- **Set task**:
Print, exactly and completely, every entry in the data.
——————————
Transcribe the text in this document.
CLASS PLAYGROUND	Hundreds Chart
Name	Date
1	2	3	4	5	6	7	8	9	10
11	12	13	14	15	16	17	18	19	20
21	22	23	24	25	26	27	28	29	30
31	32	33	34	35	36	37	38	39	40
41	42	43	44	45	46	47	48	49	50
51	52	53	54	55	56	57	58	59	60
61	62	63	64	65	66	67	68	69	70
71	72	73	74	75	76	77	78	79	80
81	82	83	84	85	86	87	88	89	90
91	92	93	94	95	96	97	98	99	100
——————————
- **Task output**:
Transcribe the text in this document.
CLASS PLAYGROUND	Hundreds Chart
Name	Date
1	2	3	4	5	6	7	8	9	10
11	12	13	14	15	16	17	18	19	20
21	22	23	24	25	26	27	28	29	30
31	32	33	34	35	36	37	38	39	40
41	42	43	44	45	46	47	48	49	50
51	52	53	54	55	56	57	58	59	60
61	62	63	64	65	66	67	68	69	70
71	72	73	74	75	76	77	78	79	80
81	82	83	84	85	86	87	88	89	90
91	92	93	94	95	96	97	98	99	100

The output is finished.